[Text for analysis Boundary: Start]

Open-government advocates have wreaked havoc on the world of legal publishing.

The Supreme Court is about to hear a contentious question: Can states copyright the law? Public.Resources.Org, (PRO), a website committed to making the government more accessible, is being sued by the State of Georgia for copyright infringement for purchasing, scanning, and making available online, for free, the complete Official Code of Georgia Annotated (OCGA). The Eleventh Circuit ruled in favor of PRO, reversing the district court’s decision, and the Supreme Court will hear oral arguments on December 2, 2019.

Courts have reached a consensus that federal laws cannot be copyrighted. The government edicts doctrine holds that federal laws are uncopyrightable. The doctrine was developed to further obvious public policy justifications, like the rule of law principles, and to account for the difficulty of deciding how to assign authorship of the law. (The Eleventh Circuit held that the People had “constructive authorship,” since the law is written by “agents of the People.”)[1] While the government edicts doctrine is pervasive, broad uncopyrightability has not yet extended to state law.

At issue in Georgia v. Public.Resource.Org is whether the state’s agreement with LexisNexis violates the government edicts doctrine. According to the agreement, the state holds copyright to the OCGA, and Lexis licenses the exclusive right to publish it. While the OCGA is the official code of Georgia, subject to a bicameral vote in the legislature and is considered authoritative, the unannotated code . . . is not. In fact, “the very first annotation [in the OCGA] . . . warns that ‘attorneys who cite unofficial publication of 1981 Code do so at their peril.’”[2]

In its brief, Georgia argued that the OCGA does not have the force of law, and therefore it is copyrightable. It noted that the unannotated version is available for free, while the annotated code is available on CD-ROMs at 60 public institutions across the state. The state also makes the economic argument that “[a]ffirming the decision [by the Eleventh Circuit] would scuttle the well-established regimes of numerous states that, like Georgia, rely on copyright protection to incentivize private publishers to create and maintain annotated official codes.”[3]

PRO argued that the code has effectively merged with the annotations, so anybody who wants to understand the law must consult the OCGA. Furthermore, the legislative process by which Georgia approves the OCGA bears “sufficient imprimaturs of state authority to fall within the government edicts doctrine under any plausible rule.”[4] Therefore, the annotations are the law and are uncopyrightable.

[Text for analysis Boundary: End]
[Dataset excerpts Boundary: Start]

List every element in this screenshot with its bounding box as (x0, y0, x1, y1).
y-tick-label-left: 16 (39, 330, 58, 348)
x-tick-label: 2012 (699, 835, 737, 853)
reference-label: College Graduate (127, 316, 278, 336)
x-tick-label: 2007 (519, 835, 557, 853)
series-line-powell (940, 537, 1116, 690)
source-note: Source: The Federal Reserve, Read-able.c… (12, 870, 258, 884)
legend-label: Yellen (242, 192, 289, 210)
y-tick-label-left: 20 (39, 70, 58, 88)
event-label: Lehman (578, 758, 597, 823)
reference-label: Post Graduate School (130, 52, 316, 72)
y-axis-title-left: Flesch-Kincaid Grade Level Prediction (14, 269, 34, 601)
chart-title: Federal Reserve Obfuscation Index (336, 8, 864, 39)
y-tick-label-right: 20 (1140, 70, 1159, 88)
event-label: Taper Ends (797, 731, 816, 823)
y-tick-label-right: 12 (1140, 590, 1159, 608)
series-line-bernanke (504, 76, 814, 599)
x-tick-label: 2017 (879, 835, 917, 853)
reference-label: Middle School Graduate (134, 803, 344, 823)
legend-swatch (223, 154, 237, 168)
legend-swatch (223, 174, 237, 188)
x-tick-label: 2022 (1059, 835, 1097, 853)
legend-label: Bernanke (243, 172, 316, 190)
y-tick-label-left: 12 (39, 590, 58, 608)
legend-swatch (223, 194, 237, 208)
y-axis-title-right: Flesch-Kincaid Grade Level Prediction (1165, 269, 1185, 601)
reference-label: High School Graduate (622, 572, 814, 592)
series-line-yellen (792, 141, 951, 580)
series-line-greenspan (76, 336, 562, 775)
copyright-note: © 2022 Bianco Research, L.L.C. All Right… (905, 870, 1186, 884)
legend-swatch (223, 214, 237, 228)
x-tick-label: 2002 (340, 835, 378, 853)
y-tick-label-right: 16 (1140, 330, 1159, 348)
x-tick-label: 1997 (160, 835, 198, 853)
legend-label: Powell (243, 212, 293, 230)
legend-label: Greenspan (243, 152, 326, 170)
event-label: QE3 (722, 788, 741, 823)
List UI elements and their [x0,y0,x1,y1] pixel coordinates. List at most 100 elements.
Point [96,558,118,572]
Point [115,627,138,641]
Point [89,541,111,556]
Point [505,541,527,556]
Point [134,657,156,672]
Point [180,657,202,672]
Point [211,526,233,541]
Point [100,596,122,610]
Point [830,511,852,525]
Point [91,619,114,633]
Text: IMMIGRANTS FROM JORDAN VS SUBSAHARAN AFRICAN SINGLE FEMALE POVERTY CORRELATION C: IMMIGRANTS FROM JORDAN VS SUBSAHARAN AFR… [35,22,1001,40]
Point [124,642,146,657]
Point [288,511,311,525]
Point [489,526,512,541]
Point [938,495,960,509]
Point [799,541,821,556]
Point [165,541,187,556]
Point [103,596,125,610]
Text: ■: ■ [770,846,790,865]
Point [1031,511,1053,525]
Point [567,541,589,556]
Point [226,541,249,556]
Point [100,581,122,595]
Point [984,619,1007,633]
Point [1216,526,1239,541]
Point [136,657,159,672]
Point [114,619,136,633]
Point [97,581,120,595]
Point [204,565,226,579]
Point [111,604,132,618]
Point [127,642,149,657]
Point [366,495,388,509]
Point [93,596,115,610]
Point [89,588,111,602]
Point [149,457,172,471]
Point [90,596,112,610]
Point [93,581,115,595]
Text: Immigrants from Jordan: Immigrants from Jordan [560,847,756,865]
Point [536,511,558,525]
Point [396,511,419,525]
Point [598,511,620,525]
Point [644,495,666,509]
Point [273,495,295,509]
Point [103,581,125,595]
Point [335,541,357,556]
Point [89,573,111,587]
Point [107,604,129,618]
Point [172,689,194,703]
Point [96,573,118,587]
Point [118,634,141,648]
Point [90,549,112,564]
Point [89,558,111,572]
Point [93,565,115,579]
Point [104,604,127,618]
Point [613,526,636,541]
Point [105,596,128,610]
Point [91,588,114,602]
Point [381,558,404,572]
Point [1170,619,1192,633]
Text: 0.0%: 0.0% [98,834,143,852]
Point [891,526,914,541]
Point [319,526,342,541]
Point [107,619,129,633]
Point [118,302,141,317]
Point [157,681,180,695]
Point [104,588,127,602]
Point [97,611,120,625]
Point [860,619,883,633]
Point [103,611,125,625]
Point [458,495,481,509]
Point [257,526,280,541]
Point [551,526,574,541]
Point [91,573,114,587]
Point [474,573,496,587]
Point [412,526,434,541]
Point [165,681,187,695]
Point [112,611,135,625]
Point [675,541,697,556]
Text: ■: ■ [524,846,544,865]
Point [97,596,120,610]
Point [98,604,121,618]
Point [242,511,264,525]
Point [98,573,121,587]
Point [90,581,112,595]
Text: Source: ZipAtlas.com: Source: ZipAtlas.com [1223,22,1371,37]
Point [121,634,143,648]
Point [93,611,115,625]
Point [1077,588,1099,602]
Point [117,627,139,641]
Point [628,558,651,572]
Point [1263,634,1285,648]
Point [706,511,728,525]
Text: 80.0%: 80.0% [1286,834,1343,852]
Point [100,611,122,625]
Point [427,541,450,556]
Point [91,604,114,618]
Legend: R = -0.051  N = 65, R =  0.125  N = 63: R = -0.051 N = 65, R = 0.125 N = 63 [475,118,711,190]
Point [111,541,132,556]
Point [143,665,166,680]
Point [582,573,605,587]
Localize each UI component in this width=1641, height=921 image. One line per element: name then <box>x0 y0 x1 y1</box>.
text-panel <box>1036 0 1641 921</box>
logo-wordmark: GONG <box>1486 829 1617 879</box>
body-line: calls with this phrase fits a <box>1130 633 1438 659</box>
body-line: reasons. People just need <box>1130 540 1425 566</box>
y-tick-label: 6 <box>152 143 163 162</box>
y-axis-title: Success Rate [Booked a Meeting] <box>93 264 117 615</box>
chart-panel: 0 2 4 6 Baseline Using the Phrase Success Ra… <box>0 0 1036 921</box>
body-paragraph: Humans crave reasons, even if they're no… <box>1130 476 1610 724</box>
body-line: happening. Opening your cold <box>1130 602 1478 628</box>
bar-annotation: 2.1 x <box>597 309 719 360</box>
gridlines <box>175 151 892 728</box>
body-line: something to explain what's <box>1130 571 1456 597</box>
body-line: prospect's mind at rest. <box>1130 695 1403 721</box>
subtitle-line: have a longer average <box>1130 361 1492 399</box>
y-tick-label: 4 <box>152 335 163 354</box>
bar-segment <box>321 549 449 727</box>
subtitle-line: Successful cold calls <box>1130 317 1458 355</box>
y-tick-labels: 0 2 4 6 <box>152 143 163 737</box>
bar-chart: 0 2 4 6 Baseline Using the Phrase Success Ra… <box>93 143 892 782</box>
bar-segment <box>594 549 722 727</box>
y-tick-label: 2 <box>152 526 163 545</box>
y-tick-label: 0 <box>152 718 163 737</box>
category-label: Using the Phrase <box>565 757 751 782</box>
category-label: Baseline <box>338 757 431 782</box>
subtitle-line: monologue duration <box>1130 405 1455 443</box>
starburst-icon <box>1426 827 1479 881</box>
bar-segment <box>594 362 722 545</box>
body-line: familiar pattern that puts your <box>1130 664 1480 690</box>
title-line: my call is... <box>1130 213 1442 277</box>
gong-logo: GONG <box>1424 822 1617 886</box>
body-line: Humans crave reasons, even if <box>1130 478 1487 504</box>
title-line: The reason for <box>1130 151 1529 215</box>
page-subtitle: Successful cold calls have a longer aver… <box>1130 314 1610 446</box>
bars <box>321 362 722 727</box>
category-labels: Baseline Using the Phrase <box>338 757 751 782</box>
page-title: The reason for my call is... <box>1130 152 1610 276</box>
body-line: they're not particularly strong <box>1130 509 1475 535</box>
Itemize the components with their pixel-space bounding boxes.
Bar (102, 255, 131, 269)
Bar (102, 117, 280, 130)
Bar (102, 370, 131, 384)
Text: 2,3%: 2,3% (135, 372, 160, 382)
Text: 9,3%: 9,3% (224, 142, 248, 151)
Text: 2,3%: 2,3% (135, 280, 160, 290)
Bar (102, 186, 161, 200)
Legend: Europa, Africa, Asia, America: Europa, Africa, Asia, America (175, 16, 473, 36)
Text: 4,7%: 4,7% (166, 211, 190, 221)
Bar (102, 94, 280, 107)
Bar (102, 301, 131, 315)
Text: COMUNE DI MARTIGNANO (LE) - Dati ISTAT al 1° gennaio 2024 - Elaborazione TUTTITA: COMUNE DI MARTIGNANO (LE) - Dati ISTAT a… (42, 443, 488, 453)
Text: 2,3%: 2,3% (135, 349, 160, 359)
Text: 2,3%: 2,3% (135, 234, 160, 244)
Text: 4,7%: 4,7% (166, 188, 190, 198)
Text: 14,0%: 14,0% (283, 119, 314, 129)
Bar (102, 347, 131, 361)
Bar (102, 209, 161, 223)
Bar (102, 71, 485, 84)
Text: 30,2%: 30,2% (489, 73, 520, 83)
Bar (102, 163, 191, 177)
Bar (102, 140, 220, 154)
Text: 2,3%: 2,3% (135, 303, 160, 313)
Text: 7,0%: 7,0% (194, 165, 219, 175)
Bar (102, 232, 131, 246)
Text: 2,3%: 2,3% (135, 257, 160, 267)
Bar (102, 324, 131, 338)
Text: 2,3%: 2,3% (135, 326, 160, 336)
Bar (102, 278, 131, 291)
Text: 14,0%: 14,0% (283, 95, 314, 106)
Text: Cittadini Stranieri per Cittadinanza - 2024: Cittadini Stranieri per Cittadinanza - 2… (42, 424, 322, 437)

[Dataset excerpts Boundary: End]

# Exercise requirements:
A) From the text about Georgia's copyright case above, duplicate the part starting with "Courts have reached" and going on through "to state law.".
B) Answer these questions using the text about Georgia's copyright case:
(i) On what date will the Supreme Court hear oral arguments?
(ii) Which company licenses the exclusive right to publish the OCGA?
(iii) At how many public institutions is the annotated code available on CD-ROMs?
C) List every court named in the text about Georgia's copyright case.

# Answers by task:
A)
Courts have reached a consensus that federal laws cannot be copyrighted. The government edicts doctrine holds that federal laws are uncopyrightable. The doctrine was developed to further obvious public policy justifications, like the rule of law principles, and to account for the difficulty of deciding how to assign authorship of the law. (The Eleventh Circuit held that the People had “constructive authorship,” since the law is written by “agents of the People.”)[1] While the government edicts doctrine is pervasive, broad uncopyrightability has not yet extended to state law.

B)
(i) December 2, 2019
(ii) LexisNexis
(iii) 60

C)
Supreme Court
Eleventh Circuit
district court